__PROBLEM STATEMENT__:
Reproduce without alteration the lines of the material from the one containing "svg-text:APC - 12,3: APC" through the one containing "svg-text:APC - 13,5: APC", both included.

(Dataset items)
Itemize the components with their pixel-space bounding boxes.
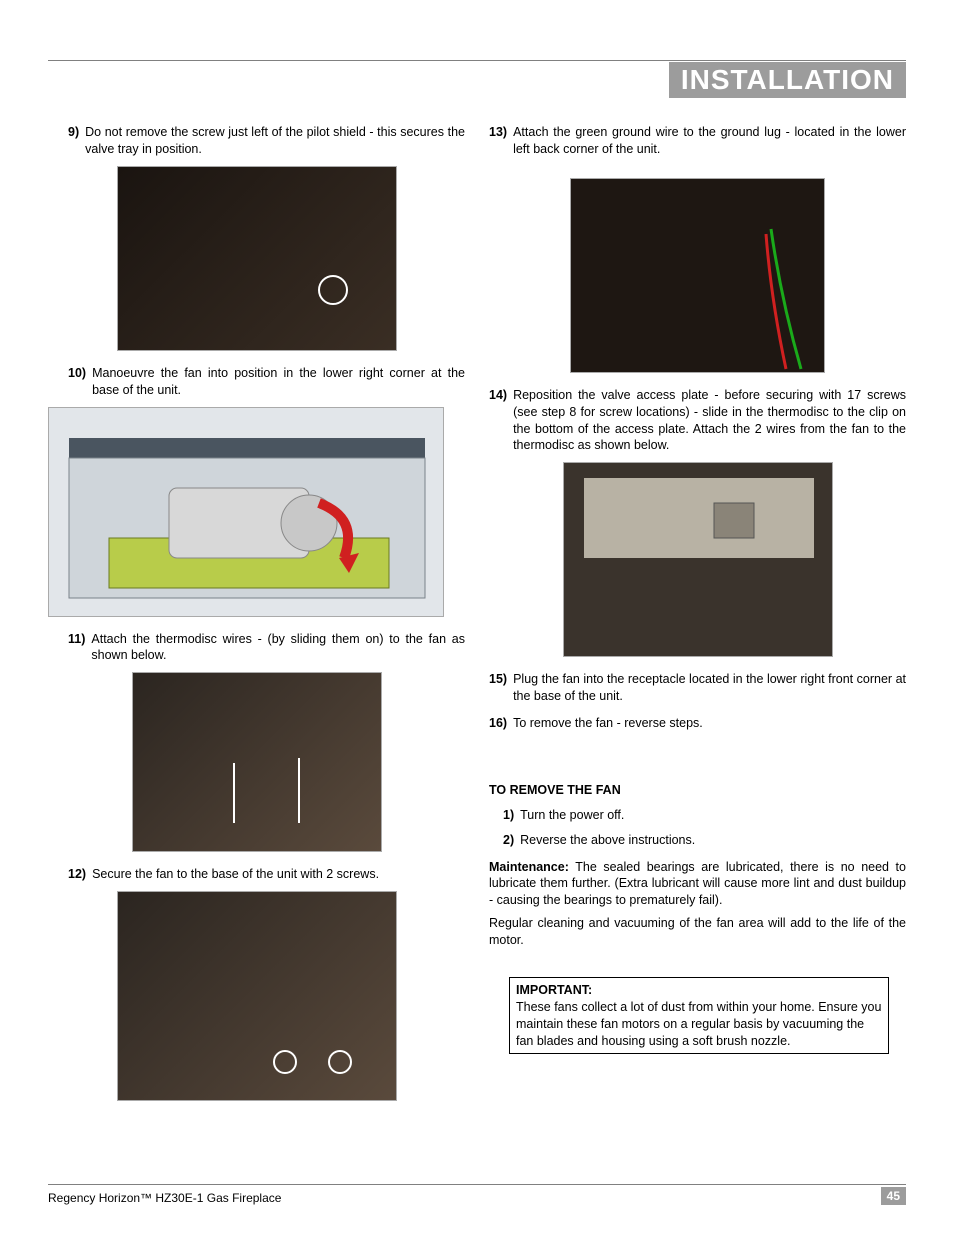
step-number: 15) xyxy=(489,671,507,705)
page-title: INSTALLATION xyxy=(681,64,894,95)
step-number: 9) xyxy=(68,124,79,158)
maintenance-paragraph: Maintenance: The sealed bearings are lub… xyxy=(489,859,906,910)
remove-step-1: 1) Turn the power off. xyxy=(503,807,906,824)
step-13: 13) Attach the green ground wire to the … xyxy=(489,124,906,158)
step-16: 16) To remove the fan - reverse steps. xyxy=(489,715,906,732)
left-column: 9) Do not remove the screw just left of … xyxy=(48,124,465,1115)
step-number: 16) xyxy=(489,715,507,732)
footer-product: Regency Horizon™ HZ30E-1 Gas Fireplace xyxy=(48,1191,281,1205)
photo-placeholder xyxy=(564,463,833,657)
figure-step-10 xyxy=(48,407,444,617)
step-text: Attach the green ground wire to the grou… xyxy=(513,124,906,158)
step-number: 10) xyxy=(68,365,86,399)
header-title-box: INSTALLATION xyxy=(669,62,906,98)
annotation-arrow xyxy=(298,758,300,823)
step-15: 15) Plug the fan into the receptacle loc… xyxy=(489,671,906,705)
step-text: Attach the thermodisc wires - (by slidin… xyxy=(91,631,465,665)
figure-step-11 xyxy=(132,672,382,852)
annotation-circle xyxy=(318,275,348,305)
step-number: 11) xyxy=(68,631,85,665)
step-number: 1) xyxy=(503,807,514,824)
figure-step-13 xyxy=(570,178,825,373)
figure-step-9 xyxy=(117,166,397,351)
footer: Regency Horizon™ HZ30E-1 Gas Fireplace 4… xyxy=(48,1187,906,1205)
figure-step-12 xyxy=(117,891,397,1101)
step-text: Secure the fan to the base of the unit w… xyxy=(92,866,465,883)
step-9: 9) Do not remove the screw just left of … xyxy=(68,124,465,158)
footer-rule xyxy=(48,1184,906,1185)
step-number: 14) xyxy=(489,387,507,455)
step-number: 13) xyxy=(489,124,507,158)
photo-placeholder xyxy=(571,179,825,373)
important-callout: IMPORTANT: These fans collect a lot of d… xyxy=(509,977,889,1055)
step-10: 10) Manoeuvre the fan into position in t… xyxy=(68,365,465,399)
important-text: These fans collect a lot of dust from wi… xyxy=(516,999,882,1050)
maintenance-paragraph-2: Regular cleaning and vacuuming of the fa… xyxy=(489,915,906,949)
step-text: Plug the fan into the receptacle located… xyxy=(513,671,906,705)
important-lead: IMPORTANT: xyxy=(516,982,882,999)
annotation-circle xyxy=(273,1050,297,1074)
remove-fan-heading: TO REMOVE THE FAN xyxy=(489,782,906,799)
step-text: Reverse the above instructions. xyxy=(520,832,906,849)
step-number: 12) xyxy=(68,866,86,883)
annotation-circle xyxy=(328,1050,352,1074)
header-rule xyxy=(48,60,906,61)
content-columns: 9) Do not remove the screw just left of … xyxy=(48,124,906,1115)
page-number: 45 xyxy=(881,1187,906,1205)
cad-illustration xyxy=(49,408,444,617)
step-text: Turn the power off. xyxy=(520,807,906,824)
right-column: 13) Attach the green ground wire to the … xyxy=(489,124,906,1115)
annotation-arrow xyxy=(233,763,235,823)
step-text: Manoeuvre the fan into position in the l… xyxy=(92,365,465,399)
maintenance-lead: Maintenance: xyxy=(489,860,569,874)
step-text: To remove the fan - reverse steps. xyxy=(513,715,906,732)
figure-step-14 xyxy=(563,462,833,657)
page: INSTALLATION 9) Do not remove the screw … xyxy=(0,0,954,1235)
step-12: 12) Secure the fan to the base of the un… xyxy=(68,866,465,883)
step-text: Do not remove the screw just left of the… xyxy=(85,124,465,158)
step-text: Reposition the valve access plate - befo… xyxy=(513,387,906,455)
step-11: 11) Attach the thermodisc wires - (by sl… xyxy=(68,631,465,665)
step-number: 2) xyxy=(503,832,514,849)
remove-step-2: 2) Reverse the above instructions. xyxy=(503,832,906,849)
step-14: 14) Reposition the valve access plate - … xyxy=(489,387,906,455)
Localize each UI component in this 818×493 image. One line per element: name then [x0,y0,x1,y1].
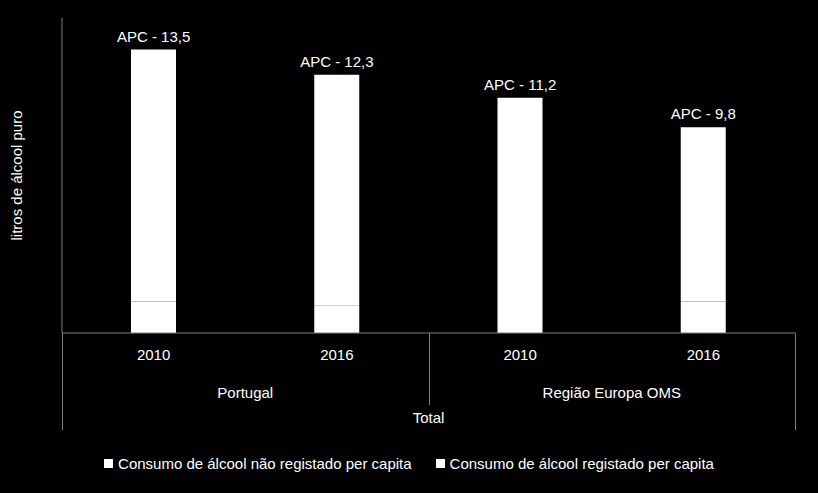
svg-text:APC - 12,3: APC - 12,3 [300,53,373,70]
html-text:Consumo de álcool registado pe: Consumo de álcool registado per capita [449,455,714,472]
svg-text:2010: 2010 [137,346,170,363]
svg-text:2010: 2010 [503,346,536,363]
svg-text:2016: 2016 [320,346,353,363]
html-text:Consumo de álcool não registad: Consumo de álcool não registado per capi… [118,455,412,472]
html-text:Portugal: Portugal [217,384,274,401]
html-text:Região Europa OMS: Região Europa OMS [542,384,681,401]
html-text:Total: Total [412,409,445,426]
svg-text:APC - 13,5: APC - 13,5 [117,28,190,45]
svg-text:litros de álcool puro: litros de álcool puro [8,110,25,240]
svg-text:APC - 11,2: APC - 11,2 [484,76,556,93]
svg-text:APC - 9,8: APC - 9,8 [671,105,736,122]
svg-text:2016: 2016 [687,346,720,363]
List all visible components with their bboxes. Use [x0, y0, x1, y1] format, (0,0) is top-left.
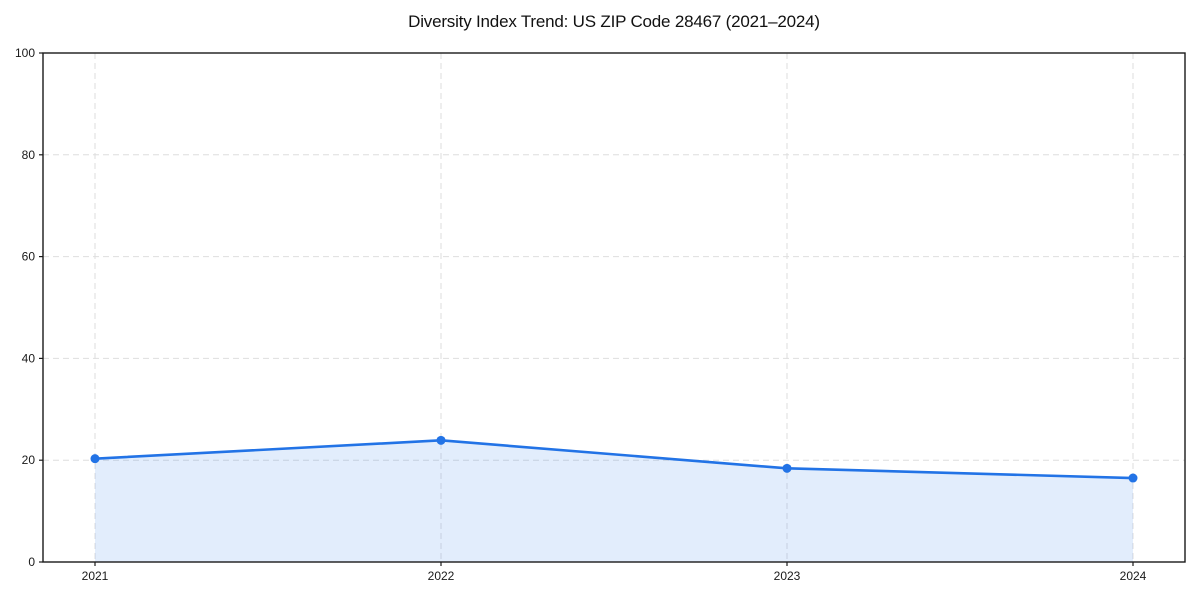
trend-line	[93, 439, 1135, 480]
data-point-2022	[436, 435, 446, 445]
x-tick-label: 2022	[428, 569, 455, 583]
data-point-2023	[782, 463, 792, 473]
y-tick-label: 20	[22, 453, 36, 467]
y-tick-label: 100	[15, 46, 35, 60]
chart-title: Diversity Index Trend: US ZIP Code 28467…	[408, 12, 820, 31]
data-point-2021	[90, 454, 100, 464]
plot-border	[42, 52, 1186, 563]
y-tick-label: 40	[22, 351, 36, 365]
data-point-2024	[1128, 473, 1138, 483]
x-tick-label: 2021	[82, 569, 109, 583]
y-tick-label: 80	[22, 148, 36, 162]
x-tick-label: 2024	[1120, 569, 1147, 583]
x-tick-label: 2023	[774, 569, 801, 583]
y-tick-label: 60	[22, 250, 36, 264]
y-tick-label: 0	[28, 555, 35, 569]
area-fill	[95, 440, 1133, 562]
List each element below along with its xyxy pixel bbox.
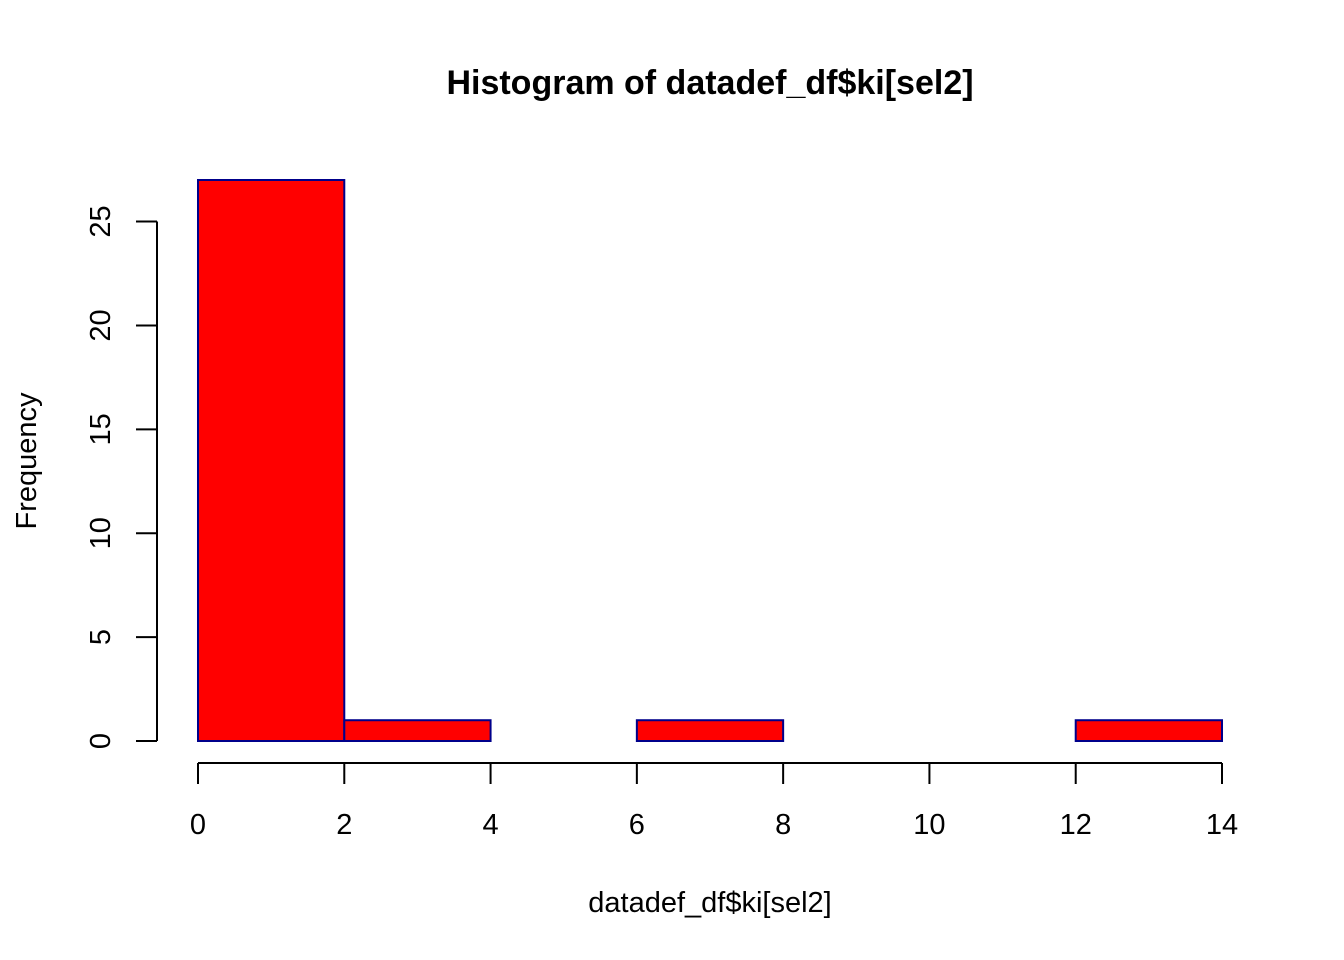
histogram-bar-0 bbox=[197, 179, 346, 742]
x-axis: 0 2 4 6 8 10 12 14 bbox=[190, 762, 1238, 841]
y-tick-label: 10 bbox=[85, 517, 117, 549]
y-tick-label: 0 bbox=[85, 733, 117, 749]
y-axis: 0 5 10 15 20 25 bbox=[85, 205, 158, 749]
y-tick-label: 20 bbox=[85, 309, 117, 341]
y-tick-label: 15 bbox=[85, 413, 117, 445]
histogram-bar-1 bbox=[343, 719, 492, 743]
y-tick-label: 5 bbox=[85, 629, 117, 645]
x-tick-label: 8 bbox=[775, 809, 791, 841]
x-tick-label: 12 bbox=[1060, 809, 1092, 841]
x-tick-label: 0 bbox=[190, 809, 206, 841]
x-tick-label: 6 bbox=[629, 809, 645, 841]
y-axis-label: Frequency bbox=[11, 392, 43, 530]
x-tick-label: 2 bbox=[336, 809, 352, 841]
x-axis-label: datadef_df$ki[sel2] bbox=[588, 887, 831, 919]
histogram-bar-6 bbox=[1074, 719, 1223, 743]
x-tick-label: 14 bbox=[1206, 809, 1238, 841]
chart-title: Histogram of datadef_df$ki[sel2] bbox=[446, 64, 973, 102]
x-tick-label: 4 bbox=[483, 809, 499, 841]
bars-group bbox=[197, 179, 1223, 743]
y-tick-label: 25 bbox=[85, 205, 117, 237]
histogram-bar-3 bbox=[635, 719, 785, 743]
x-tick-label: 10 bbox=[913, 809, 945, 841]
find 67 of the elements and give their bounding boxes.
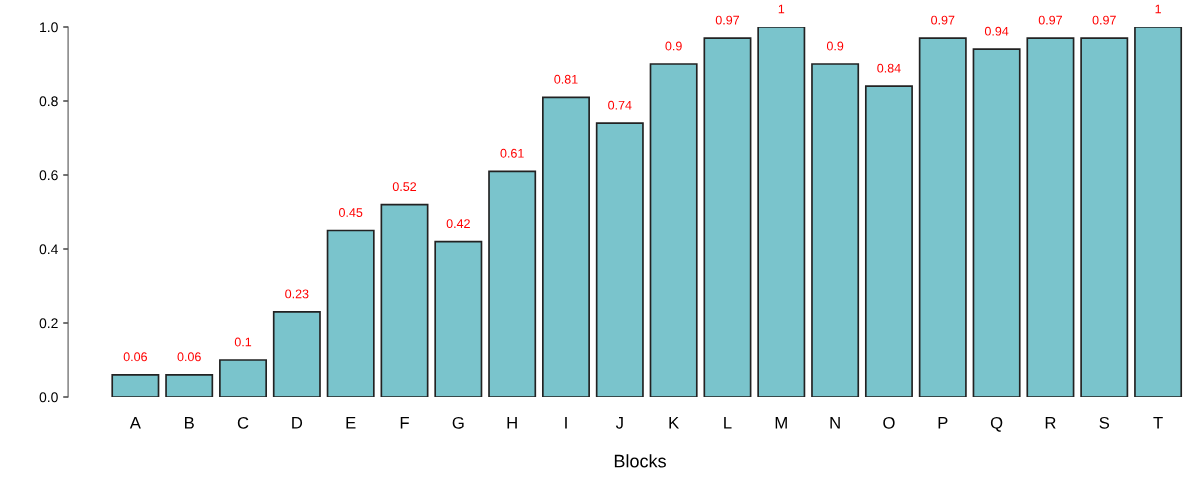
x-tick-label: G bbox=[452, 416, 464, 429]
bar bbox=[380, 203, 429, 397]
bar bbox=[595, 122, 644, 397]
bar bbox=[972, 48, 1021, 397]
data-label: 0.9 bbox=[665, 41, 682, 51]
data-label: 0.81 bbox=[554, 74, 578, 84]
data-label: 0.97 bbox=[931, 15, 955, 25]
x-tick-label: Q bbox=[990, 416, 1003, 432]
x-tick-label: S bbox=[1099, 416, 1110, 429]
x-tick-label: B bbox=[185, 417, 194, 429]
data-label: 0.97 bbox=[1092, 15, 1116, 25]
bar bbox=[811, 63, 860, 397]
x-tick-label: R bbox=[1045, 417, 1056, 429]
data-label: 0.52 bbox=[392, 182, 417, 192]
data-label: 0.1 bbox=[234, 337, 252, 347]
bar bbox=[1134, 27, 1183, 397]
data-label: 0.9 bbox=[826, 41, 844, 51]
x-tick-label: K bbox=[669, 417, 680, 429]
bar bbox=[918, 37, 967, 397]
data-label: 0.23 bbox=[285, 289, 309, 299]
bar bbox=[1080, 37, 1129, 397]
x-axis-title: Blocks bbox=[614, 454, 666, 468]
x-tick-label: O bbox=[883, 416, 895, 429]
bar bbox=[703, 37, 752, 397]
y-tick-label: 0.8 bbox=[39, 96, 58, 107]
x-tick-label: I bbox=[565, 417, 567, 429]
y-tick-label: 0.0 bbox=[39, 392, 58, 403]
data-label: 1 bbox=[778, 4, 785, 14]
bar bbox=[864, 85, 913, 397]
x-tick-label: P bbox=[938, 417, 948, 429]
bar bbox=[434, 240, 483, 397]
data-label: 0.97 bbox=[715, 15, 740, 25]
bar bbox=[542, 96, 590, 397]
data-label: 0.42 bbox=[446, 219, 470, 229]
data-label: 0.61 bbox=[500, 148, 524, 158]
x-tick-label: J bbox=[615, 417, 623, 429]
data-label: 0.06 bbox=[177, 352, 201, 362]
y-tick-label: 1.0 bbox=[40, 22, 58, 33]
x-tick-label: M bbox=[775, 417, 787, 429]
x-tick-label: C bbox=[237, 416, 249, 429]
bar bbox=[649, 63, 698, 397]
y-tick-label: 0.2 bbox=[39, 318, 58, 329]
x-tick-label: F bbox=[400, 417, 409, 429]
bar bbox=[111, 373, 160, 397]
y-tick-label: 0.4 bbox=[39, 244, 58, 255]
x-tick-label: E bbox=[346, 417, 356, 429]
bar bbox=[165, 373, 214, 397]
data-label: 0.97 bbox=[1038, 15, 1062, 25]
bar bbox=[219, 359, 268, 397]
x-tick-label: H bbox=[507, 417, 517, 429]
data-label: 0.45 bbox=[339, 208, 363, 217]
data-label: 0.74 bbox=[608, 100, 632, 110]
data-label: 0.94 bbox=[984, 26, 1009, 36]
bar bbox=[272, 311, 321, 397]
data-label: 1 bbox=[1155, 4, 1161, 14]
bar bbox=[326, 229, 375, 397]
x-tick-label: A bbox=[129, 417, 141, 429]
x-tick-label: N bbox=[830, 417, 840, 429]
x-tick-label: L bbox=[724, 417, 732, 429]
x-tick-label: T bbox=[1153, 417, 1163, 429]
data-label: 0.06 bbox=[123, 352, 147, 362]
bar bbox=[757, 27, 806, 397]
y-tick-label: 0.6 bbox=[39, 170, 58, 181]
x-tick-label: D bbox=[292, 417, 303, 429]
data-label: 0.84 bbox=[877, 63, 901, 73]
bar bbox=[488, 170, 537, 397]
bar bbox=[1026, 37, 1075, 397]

__EXERCISE OUTPUT__:
svg-text:APC - 12,3: APC - 12,3 [300,53,373,70]
html-text:Consumo de álcool registado pe: Consumo de álcool registado per capita [449,455,714,472]
svg-text:2010: 2010 [137,346,170,363]
svg-text:2010: 2010 [503,346,536,363]
svg-text:2016: 2016 [320,346,353,363]
html-text:Consumo de álcool não registad: Consumo de álcool não registado per capi… [118,455,412,472]
html-text:Portugal: Portugal [217,384,274,401]
html-text:Região Europa OMS: Região Europa OMS [542,384,681,401]
html-text:Total: Total [412,409,445,426]
svg-text:APC - 13,5: APC - 13,5 [117,28,190,45]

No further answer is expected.